▶ [What you have to do] Every entry that follows should be repeated exactly; drop the images.

▶ [Task data]
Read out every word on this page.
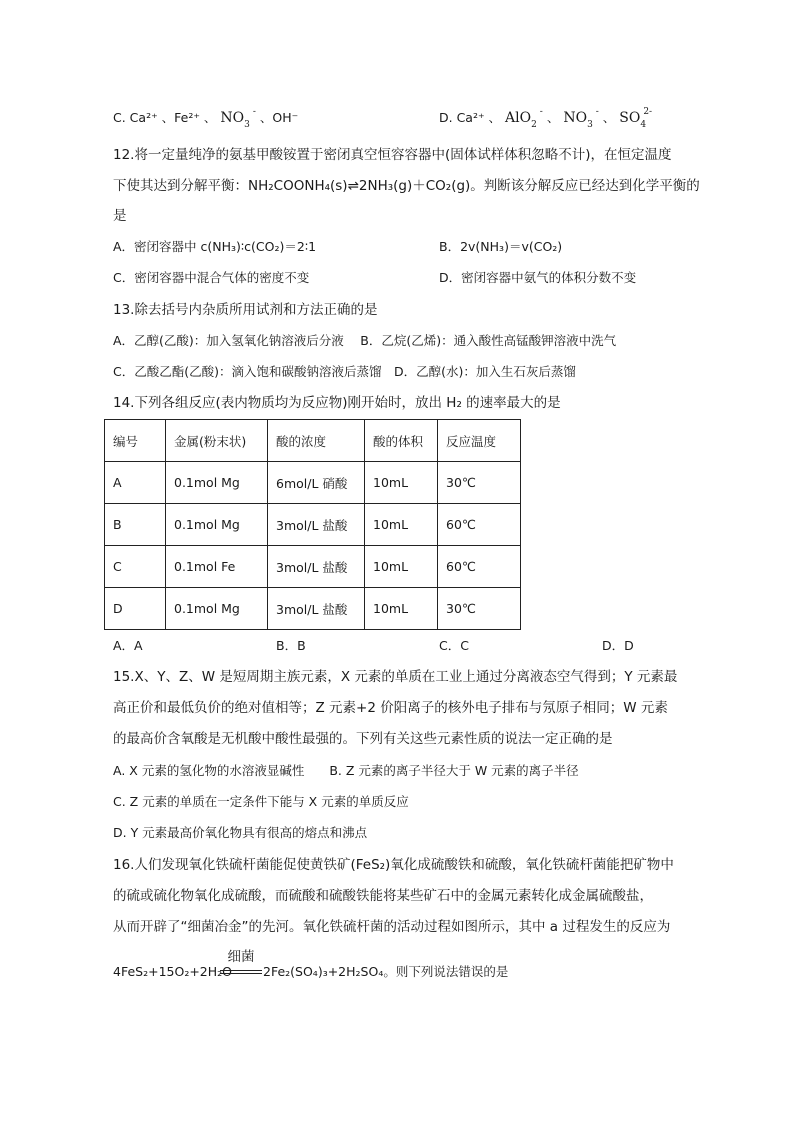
C. Ca²⁺ 、Fe²⁺ 、 $NO_3$
- 、OH⁻	D. Ca²⁺ 、 AlO$_2$
- 、 $NO_3$
- 、 $SO_4$
2-
12.将一定量纯净的氨基甲酸铵置于密闭真空恒容容器中(固体试样体积忽略不计)，在恒定温度
下使其达到分解平衡：NH₂COONH₄(s)⇌2NH₃(g)＋CO₂(g)。判断该分解反应已经达到化学平衡的
是
A．密闭容器中 c(NH₃)∶c(CO₂)＝2∶1	B．2v(NH₃)＝v(CO₂)
C．密闭容器中混合气体的密度不变	D．密闭容器中氨气的体积分数不变
13.除去括号内杂质所用试剂和方法正确的是
A．乙醇(乙酸)：加入氢氧化钠溶液后分液　 B．乙烷(乙烯)：通入酸性高锰酸钾溶液中洗气
C．乙酸乙酯(乙酸)：滴入饱和碳酸钠溶液后蒸馏　D．乙醇(水)：加入生石灰后蒸馏
14.下列各组反应(表内物质均为反应物)刚开始时，放出 H₂ 的速率最大的是
编号	金属(粉末状)	酸的浓度	酸的体积	反应温度
A	0.1mol Mg	6mol/L 硝酸	10mL	30℃
B	0.1mol Mg	3mol/L 盐酸	10mL	60℃
C	0.1mol Fe	3mol/L 盐酸	10mL	60℃
D	0.1mol Mg	3mol/L 盐酸	10mL	30℃
A．A	B．B	C．C	D．D
15.X、Y、Z、W 是短周期主族元素，X 元素的单质在工业上通过分离液态空气得到；Y 元素最
高正价和最低负价的绝对值相等；Z 元素+2 价阳离子的核外电子排布与氖原子相同；W 元素
的最高价含氧酸是无机酸中酸性最强的。下列有关这些元素性质的说法一定正确的是
A. X 元素的氢化物的水溶液显碱性　　B. Z 元素的离子半径大于 W 元素的离子半径
C. Z 元素的单质在一定条件下能与 X 元素的单质反应
D. Y 元素最高价氧化物具有很高的熔点和沸点
16.人们发现氧化铁硫杆菌能促使黄铁矿(FeS₂)氧化成硫酸铁和硫酸，氧化铁硫杆菌能把矿物中
的硫或硫化物氧化成硫酸，而硫酸和硫酸铁能将某些矿石中的金属元素转化成金属硫酸盐，
从而开辟了“细菌冶金”的先河。氧化铁硫杆菌的活动过程如图所示，其中 a 过程发生的反应为
4FeS₂+15O₂+2H₂O
细菌
2Fe₂(SO₄)₃+2H₂SO₄。则下列说法错误的是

▶ [Solution to the problem]
Read out every word on this page.
C. Ca²⁺ 、Fe²⁺ 、 $NO_3$
- 、OH⁻	D. Ca²⁺ 、 AlO$_2$
- 、 $NO_3$
- 、 $SO_4$
2-
12.将一定量纯净的氨基甲酸铵置于密闭真空恒容容器中(固体试样体积忽略不计)，在恒定温度
下使其达到分解平衡：NH₂COONH₄(s)⇌2NH₃(g)＋CO₂(g)。判断该分解反应已经达到化学平衡的
是
A．密闭容器中 c(NH₃)∶c(CO₂)＝2∶1	B．2v(NH₃)＝v(CO₂)
C．密闭容器中混合气体的密度不变	D．密闭容器中氨气的体积分数不变
13.除去括号内杂质所用试剂和方法正确的是
A．乙醇(乙酸)：加入氢氧化钠溶液后分液　 B．乙烷(乙烯)：通入酸性高锰酸钾溶液中洗气
C．乙酸乙酯(乙酸)：滴入饱和碳酸钠溶液后蒸馏　D．乙醇(水)：加入生石灰后蒸馏
14.下列各组反应(表内物质均为反应物)刚开始时，放出 H₂ 的速率最大的是
编号	金属(粉末状)	酸的浓度	酸的体积	反应温度
A	0.1mol Mg	6mol/L 硝酸	10mL	30℃
B	0.1mol Mg	3mol/L 盐酸	10mL	60℃
C	0.1mol Fe	3mol/L 盐酸	10mL	60℃
D	0.1mol Mg	3mol/L 盐酸	10mL	30℃
A．A	B．B	C．C	D．D
15.X、Y、Z、W 是短周期主族元素，X 元素的单质在工业上通过分离液态空气得到；Y 元素最
高正价和最低负价的绝对值相等；Z 元素+2 价阳离子的核外电子排布与氖原子相同；W 元素
的最高价含氧酸是无机酸中酸性最强的。下列有关这些元素性质的说法一定正确的是
A. X 元素的氢化物的水溶液显碱性　　B. Z 元素的离子半径大于 W 元素的离子半径
C. Z 元素的单质在一定条件下能与 X 元素的单质反应
D. Y 元素最高价氧化物具有很高的熔点和沸点
16.人们发现氧化铁硫杆菌能促使黄铁矿(FeS₂)氧化成硫酸铁和硫酸，氧化铁硫杆菌能把矿物中
的硫或硫化物氧化成硫酸，而硫酸和硫酸铁能将某些矿石中的金属元素转化成金属硫酸盐，
从而开辟了“细菌冶金”的先河。氧化铁硫杆菌的活动过程如图所示，其中 a 过程发生的反应为
4FeS₂+15O₂+2H₂O
细菌
2Fe₂(SO₄)₃+2H₂SO₄。则下列说法错误的是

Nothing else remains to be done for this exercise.